* **Texto de estudio**:
_ _ _ _ _
Cuando el pequeño Nigel daba sus primeros pasos con el violín, sus profesores ingleses se relamían pensando que tenían un nuevo niño prodigio del violín clásico (y de la viola), un Perlman, un Haifetz, tal vez un Menuhin, el maestro que, cuando descubrió sus extraordinarias dotes naturales con solo 7 años, le financió sus estudios en su prestigiosa escuela. De padres y abuelos músicos profesionales, nadie dudaba de que tenían a una nueva joya en la familia, quizás el mejor de todos.
Y no es que el travieso Nigel les haya defraudado, pero quizás no ha llevado la carrera que ellos esperaban. Tal vez fue el virus que el gran Stephane Grappelli le inoculó, a los 13 años, cuando lo llevó a tocar jazz en clubs de Inglaterra y más tarde hasta el Carnegie Hall de Nueva York, pero desde siempre nuestro sonriente violinista ha hecho lo que le ha dado la gana; desde el peinado punki que lucía mientras tocaba unas impactantes (en el buen sentido para algunos, en el malo para otros) Cuatro Estaciones de Vivaldi (de las que llegó a vender más de tres millones de discos), hasta la elección de sus extrañas filias y fobias: amor por Vivaldi, desdén inicial por Mozart, al que terminó finalmente amando; pasión por el jazz, por el klezmer, desprecio por el violín country. No se le puede negar una coherencia total con sus inclinaciones, sin importarle absolutamente nada lo que piense la crítica especializada. Incluso se le reprocha su acento un poco paleto, algo llamativo cuando en entrevistas realizadas de niño pronunciaba un inglés absolutamente correcto.
Así, su carrera en el ámbito clásico ha ido intercalándose con incursiones en diversos estilos, versionando e improvisando a Jimi Hendrix, a los Doors, a Kate Bush, o a clásicos del jazz. De todas estas aventuras (y de su afición a los canutos) extrae material e inspiración, como cuando utiliza motivos de Jimi Hendrix en una cadencia improvisada del concierto para violín de Beethoven.
Sinceramente, a mí me cae bien (aunque no le perdono su aversión por el country-folk) y además me gusta su forma de tocar. A muchos les desespera que aparezca en una gran sala de concierto vestido de pordiosero mientras todos los demás músicos están escrupulosamente trajeados. Pero en fin, si terminara pasando por el aro de la corrección, me decepcionaría. Sólo le recomendaría dejar los porros que, contrariamente a lo que él cree, no considero ningún beneficio creativo para un músico. Las grabaciones que he escuchado de él, tanto las de estilo clásico como los estilos populares, me parecen muy interesantes y desprenden siempre una dulzura especial.
_ _ _ _ _
[Entradas del conjunto de datos]
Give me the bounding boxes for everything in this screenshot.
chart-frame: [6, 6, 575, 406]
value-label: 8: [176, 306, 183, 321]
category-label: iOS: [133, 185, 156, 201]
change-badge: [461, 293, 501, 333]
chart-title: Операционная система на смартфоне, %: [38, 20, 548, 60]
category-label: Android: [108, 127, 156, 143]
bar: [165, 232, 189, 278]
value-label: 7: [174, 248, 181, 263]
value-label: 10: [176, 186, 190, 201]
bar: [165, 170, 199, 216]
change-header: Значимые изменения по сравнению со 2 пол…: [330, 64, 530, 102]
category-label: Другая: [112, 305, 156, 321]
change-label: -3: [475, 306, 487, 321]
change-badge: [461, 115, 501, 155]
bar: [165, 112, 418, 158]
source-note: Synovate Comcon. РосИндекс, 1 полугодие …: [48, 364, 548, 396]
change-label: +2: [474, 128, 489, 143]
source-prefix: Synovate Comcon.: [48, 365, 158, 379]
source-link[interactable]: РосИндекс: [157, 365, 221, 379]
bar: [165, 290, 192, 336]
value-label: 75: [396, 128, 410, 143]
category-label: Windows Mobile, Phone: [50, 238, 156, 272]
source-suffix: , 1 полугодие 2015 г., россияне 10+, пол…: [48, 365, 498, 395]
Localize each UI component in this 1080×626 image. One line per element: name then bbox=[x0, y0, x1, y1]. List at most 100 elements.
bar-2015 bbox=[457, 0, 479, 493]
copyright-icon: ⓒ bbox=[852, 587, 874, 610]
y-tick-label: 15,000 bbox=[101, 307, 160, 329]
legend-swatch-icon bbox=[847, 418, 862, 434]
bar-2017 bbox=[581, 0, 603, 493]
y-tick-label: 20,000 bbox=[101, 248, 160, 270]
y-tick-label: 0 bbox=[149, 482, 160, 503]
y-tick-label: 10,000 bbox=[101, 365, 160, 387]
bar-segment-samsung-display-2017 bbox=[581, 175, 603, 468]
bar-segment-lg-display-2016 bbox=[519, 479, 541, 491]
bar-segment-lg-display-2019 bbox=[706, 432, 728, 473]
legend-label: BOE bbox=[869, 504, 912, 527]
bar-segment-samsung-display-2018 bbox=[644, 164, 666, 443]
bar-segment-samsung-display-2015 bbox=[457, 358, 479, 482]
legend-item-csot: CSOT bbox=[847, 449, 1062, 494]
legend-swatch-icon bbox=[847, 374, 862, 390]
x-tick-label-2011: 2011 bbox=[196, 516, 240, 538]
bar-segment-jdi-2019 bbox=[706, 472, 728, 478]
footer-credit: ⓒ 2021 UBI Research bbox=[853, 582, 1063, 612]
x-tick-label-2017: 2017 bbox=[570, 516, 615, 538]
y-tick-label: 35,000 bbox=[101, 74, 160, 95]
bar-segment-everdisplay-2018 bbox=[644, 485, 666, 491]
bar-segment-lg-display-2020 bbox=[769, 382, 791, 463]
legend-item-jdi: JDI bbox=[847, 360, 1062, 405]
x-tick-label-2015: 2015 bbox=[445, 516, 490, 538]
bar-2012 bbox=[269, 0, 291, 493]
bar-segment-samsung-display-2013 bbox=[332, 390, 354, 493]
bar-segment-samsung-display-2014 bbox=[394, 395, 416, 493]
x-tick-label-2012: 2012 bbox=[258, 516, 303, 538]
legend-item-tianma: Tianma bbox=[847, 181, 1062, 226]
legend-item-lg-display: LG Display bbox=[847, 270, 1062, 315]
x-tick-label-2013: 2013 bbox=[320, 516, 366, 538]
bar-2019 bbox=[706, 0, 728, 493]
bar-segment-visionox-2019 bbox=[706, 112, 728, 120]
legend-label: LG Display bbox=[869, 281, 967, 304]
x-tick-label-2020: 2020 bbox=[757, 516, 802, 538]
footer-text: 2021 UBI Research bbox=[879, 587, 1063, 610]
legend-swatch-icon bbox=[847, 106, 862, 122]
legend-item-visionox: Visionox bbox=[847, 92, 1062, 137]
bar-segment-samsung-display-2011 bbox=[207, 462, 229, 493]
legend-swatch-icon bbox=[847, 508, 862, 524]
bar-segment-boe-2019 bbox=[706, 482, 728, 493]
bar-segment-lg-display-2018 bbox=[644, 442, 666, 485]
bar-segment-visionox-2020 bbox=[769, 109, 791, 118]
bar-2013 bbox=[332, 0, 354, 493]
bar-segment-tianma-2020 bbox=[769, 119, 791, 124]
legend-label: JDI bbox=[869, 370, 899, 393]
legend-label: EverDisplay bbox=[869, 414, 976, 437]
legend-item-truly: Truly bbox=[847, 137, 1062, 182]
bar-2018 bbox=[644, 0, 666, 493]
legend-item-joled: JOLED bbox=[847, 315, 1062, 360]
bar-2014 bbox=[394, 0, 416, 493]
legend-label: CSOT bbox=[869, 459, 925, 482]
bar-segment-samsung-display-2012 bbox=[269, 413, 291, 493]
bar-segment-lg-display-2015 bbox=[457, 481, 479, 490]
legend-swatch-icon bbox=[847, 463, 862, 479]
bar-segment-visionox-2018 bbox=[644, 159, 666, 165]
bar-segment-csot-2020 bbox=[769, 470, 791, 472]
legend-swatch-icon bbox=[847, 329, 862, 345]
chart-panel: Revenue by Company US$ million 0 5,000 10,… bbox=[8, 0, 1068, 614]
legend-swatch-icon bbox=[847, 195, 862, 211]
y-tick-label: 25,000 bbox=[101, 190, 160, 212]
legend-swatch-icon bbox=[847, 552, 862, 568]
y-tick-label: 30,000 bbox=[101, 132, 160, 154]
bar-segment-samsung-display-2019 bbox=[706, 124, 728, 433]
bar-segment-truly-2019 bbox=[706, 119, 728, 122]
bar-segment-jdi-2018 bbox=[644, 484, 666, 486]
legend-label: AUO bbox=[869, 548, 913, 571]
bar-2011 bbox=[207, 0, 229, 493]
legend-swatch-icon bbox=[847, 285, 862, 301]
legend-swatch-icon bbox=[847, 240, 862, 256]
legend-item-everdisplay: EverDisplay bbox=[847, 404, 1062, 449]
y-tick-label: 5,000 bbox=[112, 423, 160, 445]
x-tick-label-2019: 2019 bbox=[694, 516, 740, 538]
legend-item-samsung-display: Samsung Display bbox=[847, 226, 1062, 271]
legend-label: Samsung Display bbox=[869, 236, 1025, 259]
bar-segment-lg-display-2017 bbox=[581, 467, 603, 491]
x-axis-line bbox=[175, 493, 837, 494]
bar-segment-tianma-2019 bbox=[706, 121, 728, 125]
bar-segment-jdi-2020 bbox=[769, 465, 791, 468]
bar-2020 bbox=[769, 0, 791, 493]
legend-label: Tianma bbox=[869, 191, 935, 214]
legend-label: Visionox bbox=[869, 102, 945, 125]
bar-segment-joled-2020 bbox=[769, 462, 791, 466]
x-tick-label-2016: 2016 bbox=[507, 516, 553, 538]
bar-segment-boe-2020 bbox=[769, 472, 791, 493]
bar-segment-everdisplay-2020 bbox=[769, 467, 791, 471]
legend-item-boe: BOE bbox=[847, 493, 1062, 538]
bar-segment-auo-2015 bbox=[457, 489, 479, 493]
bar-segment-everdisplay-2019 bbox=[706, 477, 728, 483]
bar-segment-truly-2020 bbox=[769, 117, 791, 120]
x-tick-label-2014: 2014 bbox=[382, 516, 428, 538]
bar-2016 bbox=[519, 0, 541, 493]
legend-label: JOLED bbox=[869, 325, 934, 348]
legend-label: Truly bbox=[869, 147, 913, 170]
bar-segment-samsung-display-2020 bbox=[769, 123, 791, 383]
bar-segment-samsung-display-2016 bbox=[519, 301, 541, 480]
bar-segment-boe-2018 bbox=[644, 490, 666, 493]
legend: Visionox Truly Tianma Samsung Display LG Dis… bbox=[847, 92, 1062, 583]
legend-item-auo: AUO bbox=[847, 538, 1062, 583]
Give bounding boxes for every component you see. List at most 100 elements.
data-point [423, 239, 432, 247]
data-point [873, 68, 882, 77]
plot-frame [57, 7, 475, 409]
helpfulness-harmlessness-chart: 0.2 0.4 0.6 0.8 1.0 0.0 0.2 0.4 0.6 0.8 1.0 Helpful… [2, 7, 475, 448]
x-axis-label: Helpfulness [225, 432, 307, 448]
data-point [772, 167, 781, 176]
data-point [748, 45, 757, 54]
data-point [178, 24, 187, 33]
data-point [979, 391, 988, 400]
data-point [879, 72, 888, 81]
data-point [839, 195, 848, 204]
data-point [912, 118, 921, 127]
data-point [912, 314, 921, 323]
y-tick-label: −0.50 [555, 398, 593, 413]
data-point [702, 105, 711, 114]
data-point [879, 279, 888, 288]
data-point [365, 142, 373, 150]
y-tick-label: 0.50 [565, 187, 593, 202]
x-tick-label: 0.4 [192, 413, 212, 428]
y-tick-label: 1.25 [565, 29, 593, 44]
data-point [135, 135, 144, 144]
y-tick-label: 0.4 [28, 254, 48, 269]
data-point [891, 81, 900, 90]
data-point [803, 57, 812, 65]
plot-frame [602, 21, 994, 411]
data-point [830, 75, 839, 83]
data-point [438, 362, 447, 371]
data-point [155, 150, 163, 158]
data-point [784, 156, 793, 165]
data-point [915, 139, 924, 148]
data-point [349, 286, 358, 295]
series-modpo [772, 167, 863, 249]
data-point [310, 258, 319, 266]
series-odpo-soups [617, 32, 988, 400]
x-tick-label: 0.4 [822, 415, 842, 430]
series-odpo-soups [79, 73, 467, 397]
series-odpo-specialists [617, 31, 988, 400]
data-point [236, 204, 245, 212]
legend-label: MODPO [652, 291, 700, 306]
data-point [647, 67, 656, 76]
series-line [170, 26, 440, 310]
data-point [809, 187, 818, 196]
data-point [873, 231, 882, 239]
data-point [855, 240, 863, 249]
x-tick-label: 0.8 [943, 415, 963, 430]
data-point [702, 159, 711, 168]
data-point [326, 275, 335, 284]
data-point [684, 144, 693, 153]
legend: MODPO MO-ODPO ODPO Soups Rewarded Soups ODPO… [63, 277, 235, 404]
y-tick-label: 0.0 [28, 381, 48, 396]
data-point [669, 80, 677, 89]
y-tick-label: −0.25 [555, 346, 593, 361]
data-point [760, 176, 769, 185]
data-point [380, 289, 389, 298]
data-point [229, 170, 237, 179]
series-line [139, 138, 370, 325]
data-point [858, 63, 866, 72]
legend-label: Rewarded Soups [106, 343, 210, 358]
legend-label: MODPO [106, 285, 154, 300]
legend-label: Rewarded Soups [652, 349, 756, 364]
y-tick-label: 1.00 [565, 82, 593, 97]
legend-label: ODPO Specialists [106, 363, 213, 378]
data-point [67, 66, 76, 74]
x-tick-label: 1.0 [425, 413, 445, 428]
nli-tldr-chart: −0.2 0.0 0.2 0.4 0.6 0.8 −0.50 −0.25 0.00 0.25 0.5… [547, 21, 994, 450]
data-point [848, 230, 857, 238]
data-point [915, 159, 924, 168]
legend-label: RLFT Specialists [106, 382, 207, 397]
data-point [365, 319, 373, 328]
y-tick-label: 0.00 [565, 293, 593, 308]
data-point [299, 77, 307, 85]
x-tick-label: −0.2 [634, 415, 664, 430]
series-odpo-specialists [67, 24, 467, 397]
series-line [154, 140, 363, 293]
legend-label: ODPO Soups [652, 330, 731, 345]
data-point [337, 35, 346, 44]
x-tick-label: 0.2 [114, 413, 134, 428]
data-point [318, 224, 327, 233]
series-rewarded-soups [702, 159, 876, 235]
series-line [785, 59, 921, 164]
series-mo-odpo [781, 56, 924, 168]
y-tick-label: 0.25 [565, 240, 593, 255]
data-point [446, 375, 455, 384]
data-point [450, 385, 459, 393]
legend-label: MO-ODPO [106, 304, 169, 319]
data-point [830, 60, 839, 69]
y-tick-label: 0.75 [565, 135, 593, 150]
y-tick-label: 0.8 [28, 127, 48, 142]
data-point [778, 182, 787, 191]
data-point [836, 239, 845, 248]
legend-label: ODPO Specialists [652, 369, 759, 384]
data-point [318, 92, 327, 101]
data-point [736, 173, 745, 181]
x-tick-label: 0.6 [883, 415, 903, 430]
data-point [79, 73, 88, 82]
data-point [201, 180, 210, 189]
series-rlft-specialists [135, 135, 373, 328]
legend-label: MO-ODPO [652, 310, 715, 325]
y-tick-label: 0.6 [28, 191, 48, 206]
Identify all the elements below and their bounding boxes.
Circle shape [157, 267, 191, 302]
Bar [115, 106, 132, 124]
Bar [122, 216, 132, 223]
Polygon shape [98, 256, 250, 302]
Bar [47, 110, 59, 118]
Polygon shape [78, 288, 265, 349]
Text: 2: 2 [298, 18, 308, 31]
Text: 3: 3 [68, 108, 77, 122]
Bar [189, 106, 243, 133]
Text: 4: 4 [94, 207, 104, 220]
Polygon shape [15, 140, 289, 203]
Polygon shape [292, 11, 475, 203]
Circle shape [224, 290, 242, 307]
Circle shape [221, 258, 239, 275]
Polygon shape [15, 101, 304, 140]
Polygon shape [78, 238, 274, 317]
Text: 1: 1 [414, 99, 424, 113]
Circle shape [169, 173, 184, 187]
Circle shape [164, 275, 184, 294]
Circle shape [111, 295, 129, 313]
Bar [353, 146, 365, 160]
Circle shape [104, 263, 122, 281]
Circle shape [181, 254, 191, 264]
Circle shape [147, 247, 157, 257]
_ _ _ _ _
* **Explora el material**:
a – Reescribe el fragmento del texto sobre el violinista Nigel que empieza en "Cuando el pequeño" y termina en "mejor de todos.", cambiando "profesores" por "maestros".
b – Prosigue el texto sobre el violinista Nigel a partir de su última oración.

* **Respuestas por ítem**:
a –
Cuando el pequeño Nigel daba sus primeros pasos con el violín, sus maestros ingleses se relamían pensando que tenían un nuevo niño prodigio del violín clásico (y de la viola), un Perlman, un Haifetz, tal vez un Menuhin, el maestro que, cuando descubrió sus extraordinarias dotes naturales con solo 7 años, le financió sus estudios en su prestigiosa escuela. De padres y abuelos músicos profesionales, nadie dudaba de que tenían a una nueva joya en la familia, quizás el mejor de todos.

b –
En su último disco, como hacen muchos músicos en la madurez de sus carreras, revisita a un clásico: el jazz clásico de Gershwin, al que, aunque no aporta nada realmente novedoso, sí trata con una gran sabiduría y buen gusto. Realmente a veces parece que escuchamos, a través de Nigel, las enseñanzas del maestro Grappelli, que le descubrió de niño el mundo del fiddle jazz.
En este disco incluso se atreve a regresar al piano (instrumento con el que realmente comenzó a tocar jazz de niño, escuchando y copiando los discos de su padrastro).
«Para mí, el trabajo de Gershwin se resume en tres ingredientes principales: la fusión del jazz y la música clásica, las bellas influencias melódicas de la cultura judía y la energía única de la ciudad de Nueva York»,
«Cuando tenía alrededor de 14 años, recuerdo haber interpretado a Lady Be Good con Grappelli en Ronnie Scott’s. Las canciones de George e Ira Gershwin tienen tanto patetismo, encanto, sabor y destreza que ha sido una felicidad grabar estas obras maestras».
«Y es que en obras como Rhapsody in Blue, óperas como Porgy and Bess, canciones y musicales de Broadway, George Gershwin combinó música clásica, el jazz y la música popular como ningún otro compositor».